Job
Examine the material below and count the lines that hold the word "Base". Report only the number.

* begin *

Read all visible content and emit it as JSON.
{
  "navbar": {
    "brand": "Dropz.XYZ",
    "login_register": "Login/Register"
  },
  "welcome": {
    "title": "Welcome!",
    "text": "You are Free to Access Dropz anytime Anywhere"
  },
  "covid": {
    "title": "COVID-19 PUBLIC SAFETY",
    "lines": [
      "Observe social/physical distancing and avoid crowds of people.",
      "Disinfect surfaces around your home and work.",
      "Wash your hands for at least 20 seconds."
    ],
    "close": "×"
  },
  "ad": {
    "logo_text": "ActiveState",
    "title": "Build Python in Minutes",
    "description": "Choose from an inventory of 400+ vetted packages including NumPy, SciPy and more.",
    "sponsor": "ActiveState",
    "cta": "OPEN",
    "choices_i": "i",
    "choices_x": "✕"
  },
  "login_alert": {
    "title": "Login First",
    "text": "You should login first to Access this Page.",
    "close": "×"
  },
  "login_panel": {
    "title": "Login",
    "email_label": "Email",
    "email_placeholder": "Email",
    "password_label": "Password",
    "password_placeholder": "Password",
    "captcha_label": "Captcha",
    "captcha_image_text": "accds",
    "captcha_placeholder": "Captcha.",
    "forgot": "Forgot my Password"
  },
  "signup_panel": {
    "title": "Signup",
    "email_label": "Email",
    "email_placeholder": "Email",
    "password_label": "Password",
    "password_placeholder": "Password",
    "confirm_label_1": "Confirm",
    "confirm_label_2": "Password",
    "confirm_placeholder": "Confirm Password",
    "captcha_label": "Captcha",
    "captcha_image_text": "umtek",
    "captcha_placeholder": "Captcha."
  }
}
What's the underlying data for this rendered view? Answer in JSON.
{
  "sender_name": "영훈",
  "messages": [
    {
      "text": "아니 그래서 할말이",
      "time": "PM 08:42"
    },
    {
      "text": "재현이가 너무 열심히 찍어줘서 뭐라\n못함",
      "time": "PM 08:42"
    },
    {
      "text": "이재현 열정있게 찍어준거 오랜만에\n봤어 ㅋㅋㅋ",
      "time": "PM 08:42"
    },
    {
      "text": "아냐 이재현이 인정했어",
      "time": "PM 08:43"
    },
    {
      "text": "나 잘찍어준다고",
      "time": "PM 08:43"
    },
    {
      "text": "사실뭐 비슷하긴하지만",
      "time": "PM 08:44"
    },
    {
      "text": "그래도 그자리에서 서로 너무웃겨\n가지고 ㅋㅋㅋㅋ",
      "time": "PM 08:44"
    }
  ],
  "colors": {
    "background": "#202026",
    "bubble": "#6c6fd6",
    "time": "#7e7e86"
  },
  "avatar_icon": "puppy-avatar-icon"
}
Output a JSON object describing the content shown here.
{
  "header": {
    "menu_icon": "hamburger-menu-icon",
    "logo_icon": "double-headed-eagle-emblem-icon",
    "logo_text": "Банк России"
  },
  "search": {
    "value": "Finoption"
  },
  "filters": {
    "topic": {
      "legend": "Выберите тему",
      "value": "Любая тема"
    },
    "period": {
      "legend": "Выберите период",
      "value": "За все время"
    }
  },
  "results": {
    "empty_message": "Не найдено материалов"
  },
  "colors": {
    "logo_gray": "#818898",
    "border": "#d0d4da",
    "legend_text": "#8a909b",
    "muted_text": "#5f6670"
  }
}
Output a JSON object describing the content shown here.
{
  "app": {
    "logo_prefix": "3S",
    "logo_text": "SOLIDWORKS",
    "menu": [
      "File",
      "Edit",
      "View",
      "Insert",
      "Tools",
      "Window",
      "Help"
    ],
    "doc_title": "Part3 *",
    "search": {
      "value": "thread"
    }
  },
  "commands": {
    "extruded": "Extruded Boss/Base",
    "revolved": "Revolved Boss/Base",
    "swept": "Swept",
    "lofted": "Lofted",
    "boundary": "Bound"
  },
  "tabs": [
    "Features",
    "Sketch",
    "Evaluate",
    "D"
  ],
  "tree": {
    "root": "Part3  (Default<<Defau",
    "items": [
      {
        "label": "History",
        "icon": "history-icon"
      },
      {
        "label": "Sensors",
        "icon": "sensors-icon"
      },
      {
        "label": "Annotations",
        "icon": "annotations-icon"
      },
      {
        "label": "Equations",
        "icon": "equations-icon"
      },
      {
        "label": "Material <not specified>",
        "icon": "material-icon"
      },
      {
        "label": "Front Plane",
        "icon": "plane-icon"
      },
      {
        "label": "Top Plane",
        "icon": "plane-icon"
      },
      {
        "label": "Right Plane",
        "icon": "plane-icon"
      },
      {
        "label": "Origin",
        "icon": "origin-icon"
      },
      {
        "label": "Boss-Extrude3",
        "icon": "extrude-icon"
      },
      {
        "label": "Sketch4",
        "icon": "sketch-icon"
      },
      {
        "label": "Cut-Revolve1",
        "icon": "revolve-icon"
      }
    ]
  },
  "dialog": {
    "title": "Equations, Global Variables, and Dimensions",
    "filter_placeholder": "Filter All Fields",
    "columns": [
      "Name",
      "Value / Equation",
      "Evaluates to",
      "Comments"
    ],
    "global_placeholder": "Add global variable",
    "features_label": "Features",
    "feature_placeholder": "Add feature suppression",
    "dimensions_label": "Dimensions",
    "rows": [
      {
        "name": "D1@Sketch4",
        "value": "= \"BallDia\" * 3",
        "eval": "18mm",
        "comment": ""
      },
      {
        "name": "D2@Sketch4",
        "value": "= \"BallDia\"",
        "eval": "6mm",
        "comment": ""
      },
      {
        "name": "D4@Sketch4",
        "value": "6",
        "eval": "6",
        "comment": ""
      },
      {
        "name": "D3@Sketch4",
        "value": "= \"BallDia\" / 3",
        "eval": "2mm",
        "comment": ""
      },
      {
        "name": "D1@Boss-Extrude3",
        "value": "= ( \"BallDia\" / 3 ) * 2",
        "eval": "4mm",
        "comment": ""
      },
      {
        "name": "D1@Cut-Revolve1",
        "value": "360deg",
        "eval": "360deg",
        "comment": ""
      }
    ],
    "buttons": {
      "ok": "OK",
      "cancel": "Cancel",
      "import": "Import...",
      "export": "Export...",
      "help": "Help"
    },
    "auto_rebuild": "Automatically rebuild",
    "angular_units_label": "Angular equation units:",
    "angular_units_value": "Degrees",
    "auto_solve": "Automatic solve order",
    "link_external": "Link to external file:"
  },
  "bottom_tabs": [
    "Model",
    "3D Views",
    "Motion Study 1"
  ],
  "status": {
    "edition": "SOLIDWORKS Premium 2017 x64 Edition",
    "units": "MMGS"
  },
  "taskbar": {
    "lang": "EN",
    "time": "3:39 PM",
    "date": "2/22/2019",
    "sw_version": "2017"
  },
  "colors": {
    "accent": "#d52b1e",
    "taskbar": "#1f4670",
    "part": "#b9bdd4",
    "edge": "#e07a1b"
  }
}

* end *

Result
2